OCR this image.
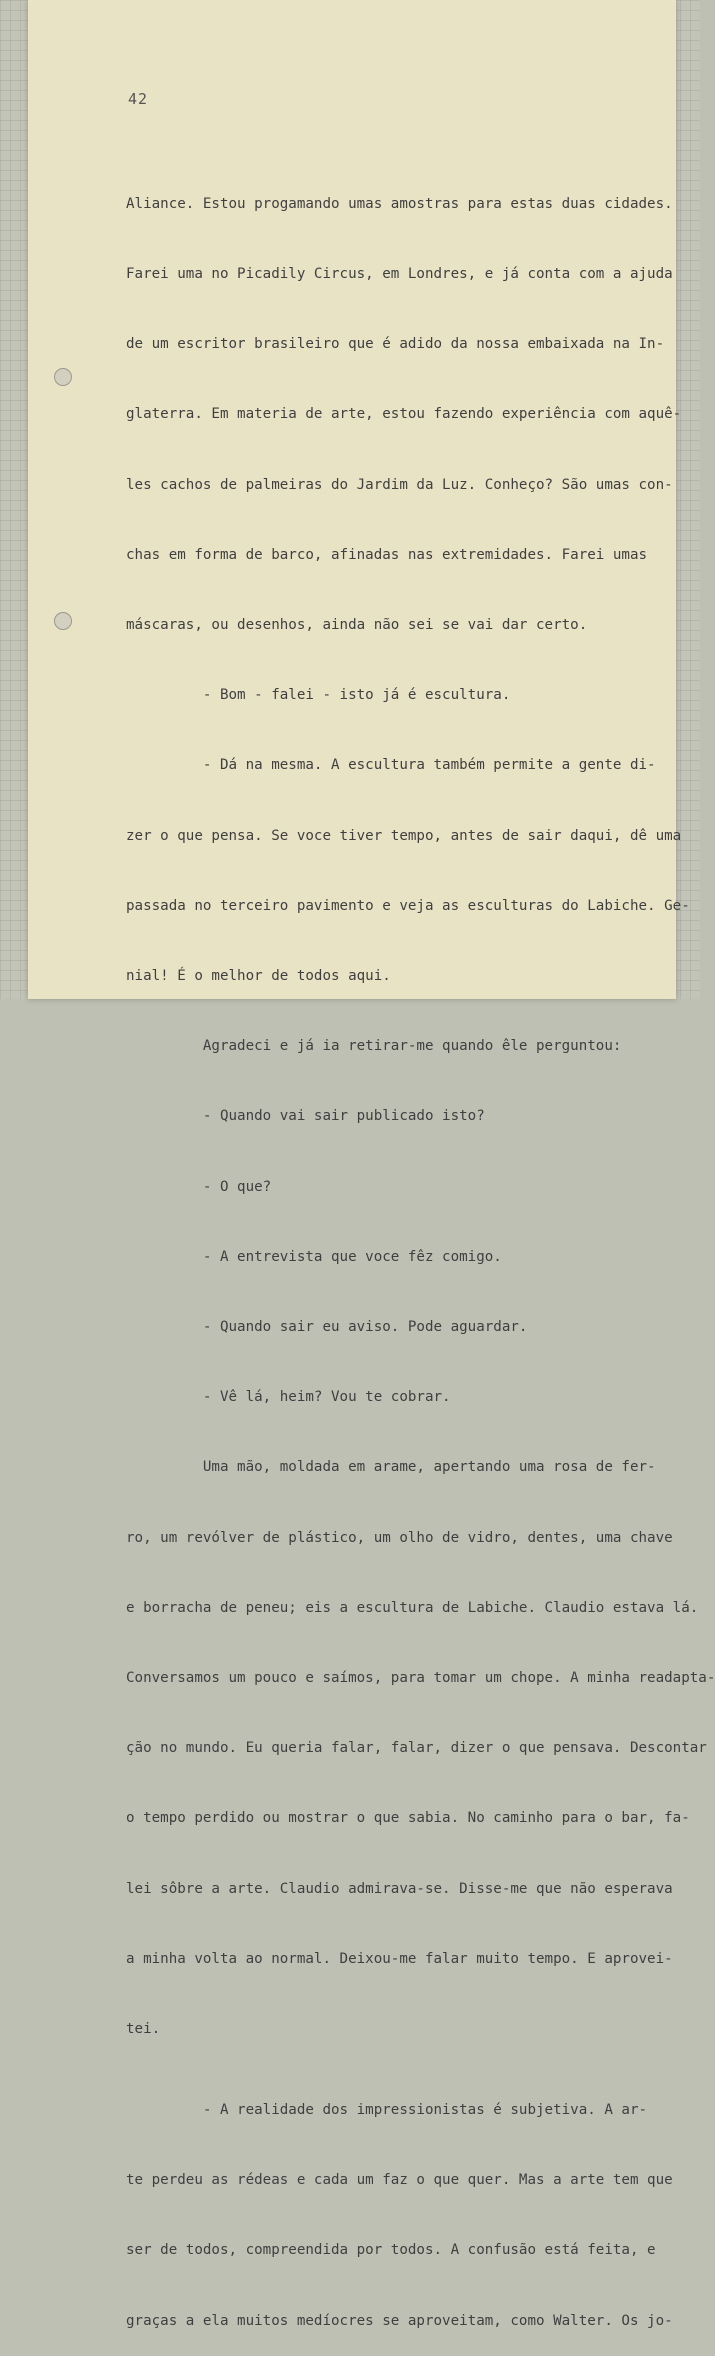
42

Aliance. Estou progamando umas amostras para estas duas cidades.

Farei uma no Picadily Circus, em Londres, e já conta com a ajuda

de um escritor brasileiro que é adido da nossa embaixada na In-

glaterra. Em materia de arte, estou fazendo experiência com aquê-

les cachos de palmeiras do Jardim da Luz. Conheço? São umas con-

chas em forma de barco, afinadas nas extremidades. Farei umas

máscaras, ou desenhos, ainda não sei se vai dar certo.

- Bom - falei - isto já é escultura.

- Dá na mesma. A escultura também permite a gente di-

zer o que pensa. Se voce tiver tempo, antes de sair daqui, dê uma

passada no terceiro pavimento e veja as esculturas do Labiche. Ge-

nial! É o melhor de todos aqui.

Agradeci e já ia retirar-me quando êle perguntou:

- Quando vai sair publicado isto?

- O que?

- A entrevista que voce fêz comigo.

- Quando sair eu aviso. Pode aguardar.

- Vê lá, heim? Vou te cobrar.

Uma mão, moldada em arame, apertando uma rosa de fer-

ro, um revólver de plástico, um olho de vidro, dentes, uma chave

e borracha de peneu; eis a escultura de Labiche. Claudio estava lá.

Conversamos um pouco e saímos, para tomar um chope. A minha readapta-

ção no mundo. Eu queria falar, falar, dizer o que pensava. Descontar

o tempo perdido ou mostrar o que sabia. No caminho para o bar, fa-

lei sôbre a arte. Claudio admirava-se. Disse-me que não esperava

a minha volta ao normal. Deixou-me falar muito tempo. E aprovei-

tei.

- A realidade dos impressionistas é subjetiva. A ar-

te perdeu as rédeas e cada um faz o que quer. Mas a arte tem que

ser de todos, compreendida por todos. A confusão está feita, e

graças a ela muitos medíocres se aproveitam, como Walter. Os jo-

* * * * * * *

▶ [Objective]:
The records above are to be reproduced exactly; the pictures are to be left out.

▶ [Result for this exercise]:
OCR this image.
42

Aliance. Estou progamando umas amostras para estas duas cidades.

Farei uma no Picadily Circus, em Londres, e já conta com a ajuda

de um escritor brasileiro que é adido da nossa embaixada na In-

glaterra. Em materia de arte, estou fazendo experiência com aquê-

les cachos de palmeiras do Jardim da Luz. Conheço? São umas con-

chas em forma de barco, afinadas nas extremidades. Farei umas

máscaras, ou desenhos, ainda não sei se vai dar certo.

- Bom - falei - isto já é escultura.

- Dá na mesma. A escultura também permite a gente di-

zer o que pensa. Se voce tiver tempo, antes de sair daqui, dê uma

passada no terceiro pavimento e veja as esculturas do Labiche. Ge-

nial! É o melhor de todos aqui.

Agradeci e já ia retirar-me quando êle perguntou:

- Quando vai sair publicado isto?

- O que?

- A entrevista que voce fêz comigo.

- Quando sair eu aviso. Pode aguardar.

- Vê lá, heim? Vou te cobrar.

Uma mão, moldada em arame, apertando uma rosa de fer-

ro, um revólver de plástico, um olho de vidro, dentes, uma chave

e borracha de peneu; eis a escultura de Labiche. Claudio estava lá.

Conversamos um pouco e saímos, para tomar um chope. A minha readapta-

ção no mundo. Eu queria falar, falar, dizer o que pensava. Descontar

o tempo perdido ou mostrar o que sabia. No caminho para o bar, fa-

lei sôbre a arte. Claudio admirava-se. Disse-me que não esperava

a minha volta ao normal. Deixou-me falar muito tempo. E aprovei-

tei.

- A realidade dos impressionistas é subjetiva. A ar-

te perdeu as rédeas e cada um faz o que quer. Mas a arte tem que

ser de todos, compreendida por todos. A confusão está feita, e

graças a ela muitos medíocres se aproveitam, como Walter. Os jo-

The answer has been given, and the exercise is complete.